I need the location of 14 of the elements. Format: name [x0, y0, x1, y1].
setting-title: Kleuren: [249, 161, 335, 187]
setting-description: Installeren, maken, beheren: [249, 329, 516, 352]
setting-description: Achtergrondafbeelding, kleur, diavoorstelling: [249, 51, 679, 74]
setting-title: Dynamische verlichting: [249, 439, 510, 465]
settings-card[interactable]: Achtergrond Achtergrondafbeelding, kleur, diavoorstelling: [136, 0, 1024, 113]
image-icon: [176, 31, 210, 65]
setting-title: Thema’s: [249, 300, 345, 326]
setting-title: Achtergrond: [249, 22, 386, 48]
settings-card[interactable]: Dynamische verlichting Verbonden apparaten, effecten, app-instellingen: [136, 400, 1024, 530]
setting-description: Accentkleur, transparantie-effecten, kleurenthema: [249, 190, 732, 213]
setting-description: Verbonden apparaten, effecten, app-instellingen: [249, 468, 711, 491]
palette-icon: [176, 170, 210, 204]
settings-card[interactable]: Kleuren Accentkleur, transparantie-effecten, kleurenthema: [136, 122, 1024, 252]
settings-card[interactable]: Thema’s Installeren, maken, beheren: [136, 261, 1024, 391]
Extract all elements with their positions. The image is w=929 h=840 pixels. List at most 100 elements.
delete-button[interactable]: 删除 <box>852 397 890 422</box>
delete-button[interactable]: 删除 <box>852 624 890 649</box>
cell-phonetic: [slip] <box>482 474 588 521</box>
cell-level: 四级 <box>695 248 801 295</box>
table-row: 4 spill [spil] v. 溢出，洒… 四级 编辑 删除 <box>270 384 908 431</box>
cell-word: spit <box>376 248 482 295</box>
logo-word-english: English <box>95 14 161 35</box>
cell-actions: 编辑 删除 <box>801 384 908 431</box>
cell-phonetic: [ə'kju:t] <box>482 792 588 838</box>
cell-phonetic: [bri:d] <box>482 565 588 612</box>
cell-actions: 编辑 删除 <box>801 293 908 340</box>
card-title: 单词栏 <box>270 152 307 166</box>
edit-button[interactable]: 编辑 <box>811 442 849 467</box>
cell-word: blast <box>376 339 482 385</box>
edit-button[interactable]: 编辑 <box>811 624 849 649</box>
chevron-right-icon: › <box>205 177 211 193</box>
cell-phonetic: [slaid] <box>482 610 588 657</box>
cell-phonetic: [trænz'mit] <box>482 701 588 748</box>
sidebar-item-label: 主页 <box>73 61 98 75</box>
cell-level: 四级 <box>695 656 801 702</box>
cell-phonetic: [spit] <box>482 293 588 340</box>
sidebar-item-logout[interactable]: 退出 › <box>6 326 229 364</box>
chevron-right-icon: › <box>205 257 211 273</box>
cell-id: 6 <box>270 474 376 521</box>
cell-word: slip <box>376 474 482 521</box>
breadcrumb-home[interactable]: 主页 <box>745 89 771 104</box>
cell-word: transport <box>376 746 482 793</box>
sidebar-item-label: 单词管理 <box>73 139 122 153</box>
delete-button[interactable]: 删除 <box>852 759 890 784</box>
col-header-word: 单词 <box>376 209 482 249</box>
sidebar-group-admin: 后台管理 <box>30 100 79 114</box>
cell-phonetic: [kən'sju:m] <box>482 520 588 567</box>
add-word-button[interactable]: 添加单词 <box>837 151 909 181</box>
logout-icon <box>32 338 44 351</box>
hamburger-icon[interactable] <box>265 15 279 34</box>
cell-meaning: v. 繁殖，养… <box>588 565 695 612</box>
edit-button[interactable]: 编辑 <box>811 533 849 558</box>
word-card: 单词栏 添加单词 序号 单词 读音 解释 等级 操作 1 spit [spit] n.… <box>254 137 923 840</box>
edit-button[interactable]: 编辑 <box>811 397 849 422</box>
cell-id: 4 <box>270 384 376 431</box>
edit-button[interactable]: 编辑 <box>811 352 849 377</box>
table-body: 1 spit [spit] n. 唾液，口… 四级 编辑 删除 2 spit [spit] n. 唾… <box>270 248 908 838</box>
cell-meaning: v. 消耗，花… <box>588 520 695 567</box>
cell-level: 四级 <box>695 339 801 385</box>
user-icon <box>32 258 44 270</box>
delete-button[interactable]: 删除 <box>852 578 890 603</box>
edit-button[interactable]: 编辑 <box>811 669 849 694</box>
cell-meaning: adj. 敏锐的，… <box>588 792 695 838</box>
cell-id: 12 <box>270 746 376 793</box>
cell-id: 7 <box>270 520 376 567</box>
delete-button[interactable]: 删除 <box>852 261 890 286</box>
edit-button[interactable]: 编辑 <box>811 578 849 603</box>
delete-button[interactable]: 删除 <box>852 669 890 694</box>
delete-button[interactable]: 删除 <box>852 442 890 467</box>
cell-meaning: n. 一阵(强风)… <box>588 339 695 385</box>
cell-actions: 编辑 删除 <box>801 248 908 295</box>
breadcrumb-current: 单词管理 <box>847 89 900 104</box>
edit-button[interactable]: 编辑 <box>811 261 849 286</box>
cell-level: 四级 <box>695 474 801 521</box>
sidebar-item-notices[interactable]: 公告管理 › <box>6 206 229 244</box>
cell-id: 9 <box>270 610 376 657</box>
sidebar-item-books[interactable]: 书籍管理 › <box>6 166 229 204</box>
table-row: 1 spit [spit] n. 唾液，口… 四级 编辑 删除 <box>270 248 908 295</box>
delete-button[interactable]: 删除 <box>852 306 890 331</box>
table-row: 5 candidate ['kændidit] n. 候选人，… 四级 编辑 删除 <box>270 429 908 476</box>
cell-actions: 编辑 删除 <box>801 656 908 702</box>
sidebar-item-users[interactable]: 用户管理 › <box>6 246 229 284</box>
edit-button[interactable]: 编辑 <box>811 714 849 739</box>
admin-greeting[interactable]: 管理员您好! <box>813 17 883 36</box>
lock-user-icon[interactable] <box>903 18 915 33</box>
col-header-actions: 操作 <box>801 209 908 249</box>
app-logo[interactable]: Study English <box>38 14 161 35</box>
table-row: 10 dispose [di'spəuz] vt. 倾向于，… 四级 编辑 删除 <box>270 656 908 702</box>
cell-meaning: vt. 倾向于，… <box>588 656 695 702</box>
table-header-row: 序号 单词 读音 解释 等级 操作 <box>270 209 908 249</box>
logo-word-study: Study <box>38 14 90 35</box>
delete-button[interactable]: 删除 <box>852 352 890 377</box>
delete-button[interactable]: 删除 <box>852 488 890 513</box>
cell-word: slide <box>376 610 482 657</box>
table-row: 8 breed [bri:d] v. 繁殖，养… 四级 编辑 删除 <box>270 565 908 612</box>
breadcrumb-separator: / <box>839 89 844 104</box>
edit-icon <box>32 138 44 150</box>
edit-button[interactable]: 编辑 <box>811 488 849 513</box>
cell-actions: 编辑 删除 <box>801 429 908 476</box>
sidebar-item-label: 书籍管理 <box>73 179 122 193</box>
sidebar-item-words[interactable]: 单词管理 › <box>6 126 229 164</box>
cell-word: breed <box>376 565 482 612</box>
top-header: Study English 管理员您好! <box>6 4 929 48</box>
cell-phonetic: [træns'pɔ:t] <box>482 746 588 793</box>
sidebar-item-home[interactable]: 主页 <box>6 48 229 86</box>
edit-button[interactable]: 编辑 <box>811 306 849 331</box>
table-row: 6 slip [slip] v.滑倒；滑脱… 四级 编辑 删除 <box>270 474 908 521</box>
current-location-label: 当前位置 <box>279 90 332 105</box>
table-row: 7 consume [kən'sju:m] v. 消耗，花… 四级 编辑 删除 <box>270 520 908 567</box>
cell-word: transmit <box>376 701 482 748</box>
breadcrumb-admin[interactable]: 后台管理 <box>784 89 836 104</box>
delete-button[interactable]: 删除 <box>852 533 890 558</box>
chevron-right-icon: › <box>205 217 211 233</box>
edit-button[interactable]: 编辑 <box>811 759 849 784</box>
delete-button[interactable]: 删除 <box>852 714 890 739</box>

What you are asked to do: Copy the entries word for word, from the very start through the line containing "table-row: 4 spill", with both ends included.

Solved exercise:
I need the location of 14 of the elements. Format: name [x0, y0, x1, y1].
setting-title: Kleuren: [249, 161, 335, 187]
setting-description: Installeren, maken, beheren: [249, 329, 516, 352]
setting-description: Achtergrondafbeelding, kleur, diavoorstelling: [249, 51, 679, 74]
setting-title: Dynamische verlichting: [249, 439, 510, 465]
settings-card[interactable]: Achtergrond Achtergrondafbeelding, kleur, diavoorstelling: [136, 0, 1024, 113]
image-icon: [176, 31, 210, 65]
setting-title: Thema’s: [249, 300, 345, 326]
setting-title: Achtergrond: [249, 22, 386, 48]
settings-card[interactable]: Dynamische verlichting Verbonden apparaten, effecten, app-instellingen: [136, 400, 1024, 530]
setting-description: Accentkleur, transparantie-effecten, kleurenthema: [249, 190, 732, 213]
setting-description: Verbonden apparaten, effecten, app-instellingen: [249, 468, 711, 491]
palette-icon: [176, 170, 210, 204]
settings-card[interactable]: Kleuren Accentkleur, transparantie-effecten, kleurenthema: [136, 122, 1024, 252]
settings-card[interactable]: Thema’s Installeren, maken, beheren: [136, 261, 1024, 391]
Extract all elements with their positions. The image is w=929 h=840 pixels. List at most 100 elements.
delete-button[interactable]: 删除 <box>852 397 890 422</box>
delete-button[interactable]: 删除 <box>852 624 890 649</box>
cell-phonetic: [slip] <box>482 474 588 521</box>
cell-level: 四级 <box>695 248 801 295</box>
table-row: 4 spill [spil] v. 溢出，洒… 四级 编辑 删除 <box>270 384 908 431</box>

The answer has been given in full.